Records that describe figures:

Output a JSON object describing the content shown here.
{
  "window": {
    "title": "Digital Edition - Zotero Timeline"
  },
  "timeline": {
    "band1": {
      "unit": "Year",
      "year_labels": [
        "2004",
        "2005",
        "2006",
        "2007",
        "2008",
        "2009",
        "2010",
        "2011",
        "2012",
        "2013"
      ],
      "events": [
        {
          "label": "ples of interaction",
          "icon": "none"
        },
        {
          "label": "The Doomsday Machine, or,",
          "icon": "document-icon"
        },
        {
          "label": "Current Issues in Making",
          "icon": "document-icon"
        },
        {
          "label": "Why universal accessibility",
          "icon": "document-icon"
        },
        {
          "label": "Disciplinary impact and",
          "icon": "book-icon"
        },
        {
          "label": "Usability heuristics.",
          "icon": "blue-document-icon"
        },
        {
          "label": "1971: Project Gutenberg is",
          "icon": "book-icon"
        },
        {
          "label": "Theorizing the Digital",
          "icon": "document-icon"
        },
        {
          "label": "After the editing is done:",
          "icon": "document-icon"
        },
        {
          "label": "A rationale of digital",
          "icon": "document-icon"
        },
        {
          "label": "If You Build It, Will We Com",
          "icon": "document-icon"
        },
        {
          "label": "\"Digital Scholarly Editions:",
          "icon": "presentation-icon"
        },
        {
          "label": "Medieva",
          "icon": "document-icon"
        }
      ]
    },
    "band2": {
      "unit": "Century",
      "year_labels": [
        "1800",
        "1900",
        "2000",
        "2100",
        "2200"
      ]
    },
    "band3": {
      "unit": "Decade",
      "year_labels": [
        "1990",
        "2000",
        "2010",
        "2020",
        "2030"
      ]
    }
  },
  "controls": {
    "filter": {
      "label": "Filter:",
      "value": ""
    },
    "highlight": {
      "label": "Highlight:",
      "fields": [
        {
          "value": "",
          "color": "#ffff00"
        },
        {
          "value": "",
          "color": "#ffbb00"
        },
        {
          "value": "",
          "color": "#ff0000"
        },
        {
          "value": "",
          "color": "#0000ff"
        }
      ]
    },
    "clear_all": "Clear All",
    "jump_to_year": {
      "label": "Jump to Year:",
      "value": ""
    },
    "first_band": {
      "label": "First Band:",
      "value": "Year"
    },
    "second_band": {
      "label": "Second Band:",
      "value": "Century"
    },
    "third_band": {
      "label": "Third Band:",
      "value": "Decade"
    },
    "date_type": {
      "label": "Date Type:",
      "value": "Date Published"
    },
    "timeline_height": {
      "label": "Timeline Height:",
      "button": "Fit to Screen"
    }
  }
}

## WHAT NEEDS TO BE DONE
Return the full listing, character for character.

## CORRECT RESULT
Output a JSON object describing the content shown here.
{
  "window": {
    "title": "Digital Edition - Zotero Timeline"
  },
  "timeline": {
    "band1": {
      "unit": "Year",
      "year_labels": [
        "2004",
        "2005",
        "2006",
        "2007",
        "2008",
        "2009",
        "2010",
        "2011",
        "2012",
        "2013"
      ],
      "events": [
        {
          "label": "ples of interaction",
          "icon": "none"
        },
        {
          "label": "The Doomsday Machine, or,",
          "icon": "document-icon"
        },
        {
          "label": "Current Issues in Making",
          "icon": "document-icon"
        },
        {
          "label": "Why universal accessibility",
          "icon": "document-icon"
        },
        {
          "label": "Disciplinary impact and",
          "icon": "book-icon"
        },
        {
          "label": "Usability heuristics.",
          "icon": "blue-document-icon"
        },
        {
          "label": "1971: Project Gutenberg is",
          "icon": "book-icon"
        },
        {
          "label": "Theorizing the Digital",
          "icon": "document-icon"
        },
        {
          "label": "After the editing is done:",
          "icon": "document-icon"
        },
        {
          "label": "A rationale of digital",
          "icon": "document-icon"
        },
        {
          "label": "If You Build It, Will We Com",
          "icon": "document-icon"
        },
        {
          "label": "\"Digital Scholarly Editions:",
          "icon": "presentation-icon"
        },
        {
          "label": "Medieva",
          "icon": "document-icon"
        }
      ]
    },
    "band2": {
      "unit": "Century",
      "year_labels": [
        "1800",
        "1900",
        "2000",
        "2100",
        "2200"
      ]
    },
    "band3": {
      "unit": "Decade",
      "year_labels": [
        "1990",
        "2000",
        "2010",
        "2020",
        "2030"
      ]
    }
  },
  "controls": {
    "filter": {
      "label": "Filter:",
      "value": ""
    },
    "highlight": {
      "label": "Highlight:",
      "fields": [
        {
          "value": "",
          "color": "#ffff00"
        },
        {
          "value": "",
          "color": "#ffbb00"
        },
        {
          "value": "",
          "color": "#ff0000"
        },
        {
          "value": "",
          "color": "#0000ff"
        }
      ]
    },
    "clear_all": "Clear All",
    "jump_to_year": {
      "label": "Jump to Year:",
      "value": ""
    },
    "first_band": {
      "label": "First Band:",
      "value": "Year"
    },
    "second_band": {
      "label": "Second Band:",
      "value": "Century"
    },
    "third_band": {
      "label": "Third Band:",
      "value": "Decade"
    },
    "date_type": {
      "label": "Date Type:",
      "value": "Date Published"
    },
    "timeline_height": {
      "label": "Timeline Height:",
      "button": "Fit to Screen"
    }
  }
}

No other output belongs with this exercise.